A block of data
-*-*-
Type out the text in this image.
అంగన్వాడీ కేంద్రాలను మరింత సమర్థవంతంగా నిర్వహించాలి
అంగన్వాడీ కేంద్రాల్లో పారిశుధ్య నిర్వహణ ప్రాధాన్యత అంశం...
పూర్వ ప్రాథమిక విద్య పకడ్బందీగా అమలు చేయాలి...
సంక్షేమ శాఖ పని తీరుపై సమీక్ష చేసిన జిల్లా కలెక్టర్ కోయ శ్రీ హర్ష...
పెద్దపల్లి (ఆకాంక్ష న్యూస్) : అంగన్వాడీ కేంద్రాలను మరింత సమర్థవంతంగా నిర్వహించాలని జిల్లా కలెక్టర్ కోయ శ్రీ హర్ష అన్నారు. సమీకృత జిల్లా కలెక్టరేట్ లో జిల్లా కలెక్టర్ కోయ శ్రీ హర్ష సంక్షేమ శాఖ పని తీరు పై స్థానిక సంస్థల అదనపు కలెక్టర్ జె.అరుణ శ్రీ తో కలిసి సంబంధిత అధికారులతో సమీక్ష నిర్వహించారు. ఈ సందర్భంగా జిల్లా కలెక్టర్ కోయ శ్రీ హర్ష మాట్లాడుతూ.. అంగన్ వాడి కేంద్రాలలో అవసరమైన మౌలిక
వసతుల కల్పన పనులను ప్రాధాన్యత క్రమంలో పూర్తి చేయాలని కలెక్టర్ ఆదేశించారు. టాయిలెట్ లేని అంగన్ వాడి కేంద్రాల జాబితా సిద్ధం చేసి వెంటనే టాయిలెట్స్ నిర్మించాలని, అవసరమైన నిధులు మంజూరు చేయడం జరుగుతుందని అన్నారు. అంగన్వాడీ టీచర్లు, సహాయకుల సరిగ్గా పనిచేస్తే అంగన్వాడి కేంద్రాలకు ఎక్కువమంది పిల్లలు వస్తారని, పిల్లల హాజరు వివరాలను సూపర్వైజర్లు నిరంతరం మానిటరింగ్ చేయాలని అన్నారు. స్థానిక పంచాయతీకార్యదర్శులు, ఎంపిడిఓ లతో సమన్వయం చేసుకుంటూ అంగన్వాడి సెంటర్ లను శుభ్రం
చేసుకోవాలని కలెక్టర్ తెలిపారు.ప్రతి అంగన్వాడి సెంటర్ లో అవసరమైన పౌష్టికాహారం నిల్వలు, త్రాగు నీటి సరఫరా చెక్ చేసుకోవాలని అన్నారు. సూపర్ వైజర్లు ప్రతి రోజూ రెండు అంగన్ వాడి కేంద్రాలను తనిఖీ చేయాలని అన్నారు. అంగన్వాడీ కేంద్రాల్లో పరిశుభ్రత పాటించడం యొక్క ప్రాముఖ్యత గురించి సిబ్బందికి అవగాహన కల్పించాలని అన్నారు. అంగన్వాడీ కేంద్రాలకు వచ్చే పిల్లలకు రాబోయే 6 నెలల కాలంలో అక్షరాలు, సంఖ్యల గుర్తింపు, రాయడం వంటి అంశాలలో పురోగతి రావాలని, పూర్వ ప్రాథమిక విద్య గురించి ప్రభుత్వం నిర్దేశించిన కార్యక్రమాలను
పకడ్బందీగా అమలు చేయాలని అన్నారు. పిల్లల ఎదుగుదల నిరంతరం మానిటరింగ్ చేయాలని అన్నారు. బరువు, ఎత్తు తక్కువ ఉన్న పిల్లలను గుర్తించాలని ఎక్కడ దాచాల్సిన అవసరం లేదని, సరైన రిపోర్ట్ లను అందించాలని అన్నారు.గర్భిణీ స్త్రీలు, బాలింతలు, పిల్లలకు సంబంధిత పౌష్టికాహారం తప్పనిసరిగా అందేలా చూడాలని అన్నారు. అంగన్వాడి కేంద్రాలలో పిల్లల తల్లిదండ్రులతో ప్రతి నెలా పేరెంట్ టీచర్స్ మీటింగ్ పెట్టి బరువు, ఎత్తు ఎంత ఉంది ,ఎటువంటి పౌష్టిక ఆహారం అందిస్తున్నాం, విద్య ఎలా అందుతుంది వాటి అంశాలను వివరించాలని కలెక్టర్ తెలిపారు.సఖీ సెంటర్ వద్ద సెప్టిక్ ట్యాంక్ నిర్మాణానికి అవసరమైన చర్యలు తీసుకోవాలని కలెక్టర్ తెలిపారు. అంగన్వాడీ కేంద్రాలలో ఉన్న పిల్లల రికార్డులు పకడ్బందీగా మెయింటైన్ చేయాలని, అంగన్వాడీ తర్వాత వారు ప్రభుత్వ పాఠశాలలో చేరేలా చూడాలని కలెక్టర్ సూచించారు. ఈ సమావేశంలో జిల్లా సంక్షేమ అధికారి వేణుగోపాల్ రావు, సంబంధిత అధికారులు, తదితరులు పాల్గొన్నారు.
-*-*-
**Short task**
Provide an exact reproduction of all the entries shown above.

**Answer**
Type out the text in this image.
అంగన్వాడీ కేంద్రాలను మరింత సమర్థవంతంగా నిర్వహించాలి
అంగన్వాడీ కేంద్రాల్లో పారిశుధ్య నిర్వహణ ప్రాధాన్యత అంశం...
పూర్వ ప్రాథమిక విద్య పకడ్బందీగా అమలు చేయాలి...
సంక్షేమ శాఖ పని తీరుపై సమీక్ష చేసిన జిల్లా కలెక్టర్ కోయ శ్రీ హర్ష...
పెద్దపల్లి (ఆకాంక్ష న్యూస్) : అంగన్వాడీ కేంద్రాలను మరింత సమర్థవంతంగా నిర్వహించాలని జిల్లా కలెక్టర్ కోయ శ్రీ హర్ష అన్నారు. సమీకృత జిల్లా కలెక్టరేట్ లో జిల్లా కలెక్టర్ కోయ శ్రీ హర్ష సంక్షేమ శాఖ పని తీరు పై స్థానిక సంస్థల అదనపు కలెక్టర్ జె.అరుణ శ్రీ తో కలిసి సంబంధిత అధికారులతో సమీక్ష నిర్వహించారు. ఈ సందర్భంగా జిల్లా కలెక్టర్ కోయ శ్రీ హర్ష మాట్లాడుతూ.. అంగన్ వాడి కేంద్రాలలో అవసరమైన మౌలిక
వసతుల కల్పన పనులను ప్రాధాన్యత క్రమంలో పూర్తి చేయాలని కలెక్టర్ ఆదేశించారు. టాయిలెట్ లేని అంగన్ వాడి కేంద్రాల జాబితా సిద్ధం చేసి వెంటనే టాయిలెట్స్ నిర్మించాలని, అవసరమైన నిధులు మంజూరు చేయడం జరుగుతుందని అన్నారు. అంగన్వాడీ టీచర్లు, సహాయకుల సరిగ్గా పనిచేస్తే అంగన్వాడి కేంద్రాలకు ఎక్కువమంది పిల్లలు వస్తారని, పిల్లల హాజరు వివరాలను సూపర్వైజర్లు నిరంతరం మానిటరింగ్ చేయాలని అన్నారు. స్థానిక పంచాయతీకార్యదర్శులు, ఎంపిడిఓ లతో సమన్వయం చేసుకుంటూ అంగన్వాడి సెంటర్ లను శుభ్రం
చేసుకోవాలని కలెక్టర్ తెలిపారు.ప్రతి అంగన్వాడి సెంటర్ లో అవసరమైన పౌష్టికాహారం నిల్వలు, త్రాగు నీటి సరఫరా చెక్ చేసుకోవాలని అన్నారు. సూపర్ వైజర్లు ప్రతి రోజూ రెండు అంగన్ వాడి కేంద్రాలను తనిఖీ చేయాలని అన్నారు. అంగన్వాడీ కేంద్రాల్లో పరిశుభ్రత పాటించడం యొక్క ప్రాముఖ్యత గురించి సిబ్బందికి అవగాహన కల్పించాలని అన్నారు. అంగన్వాడీ కేంద్రాలకు వచ్చే పిల్లలకు రాబోయే 6 నెలల కాలంలో అక్షరాలు, సంఖ్యల గుర్తింపు, రాయడం వంటి అంశాలలో పురోగతి రావాలని, పూర్వ ప్రాథమిక విద్య గురించి ప్రభుత్వం నిర్దేశించిన కార్యక్రమాలను
పకడ్బందీగా అమలు చేయాలని అన్నారు. పిల్లల ఎదుగుదల నిరంతరం మానిటరింగ్ చేయాలని అన్నారు. బరువు, ఎత్తు తక్కువ ఉన్న పిల్లలను గుర్తించాలని ఎక్కడ దాచాల్సిన అవసరం లేదని, సరైన రిపోర్ట్ లను అందించాలని అన్నారు.గర్భిణీ స్త్రీలు, బాలింతలు, పిల్లలకు సంబంధిత పౌష్టికాహారం తప్పనిసరిగా అందేలా చూడాలని అన్నారు. అంగన్వాడి కేంద్రాలలో పిల్లల తల్లిదండ్రులతో ప్రతి నెలా పేరెంట్ టీచర్స్ మీటింగ్ పెట్టి బరువు, ఎత్తు ఎంత ఉంది ,ఎటువంటి పౌష్టిక ఆహారం అందిస్తున్నాం, విద్య ఎలా అందుతుంది వాటి అంశాలను వివరించాలని కలెక్టర్ తెలిపారు.సఖీ సెంటర్ వద్ద సెప్టిక్ ట్యాంక్ నిర్మాణానికి అవసరమైన చర్యలు తీసుకోవాలని కలెక్టర్ తెలిపారు. అంగన్వాడీ కేంద్రాలలో ఉన్న పిల్లల రికార్డులు పకడ్బందీగా మెయింటైన్ చేయాలని, అంగన్వాడీ తర్వాత వారు ప్రభుత్వ పాఠశాలలో చేరేలా చూడాలని కలెక్టర్ సూచించారు. ఈ సమావేశంలో జిల్లా సంక్షేమ అధికారి వేణుగోపాల్ రావు, సంబంధిత అధికారులు, తదితరులు పాల్గొన్నారు.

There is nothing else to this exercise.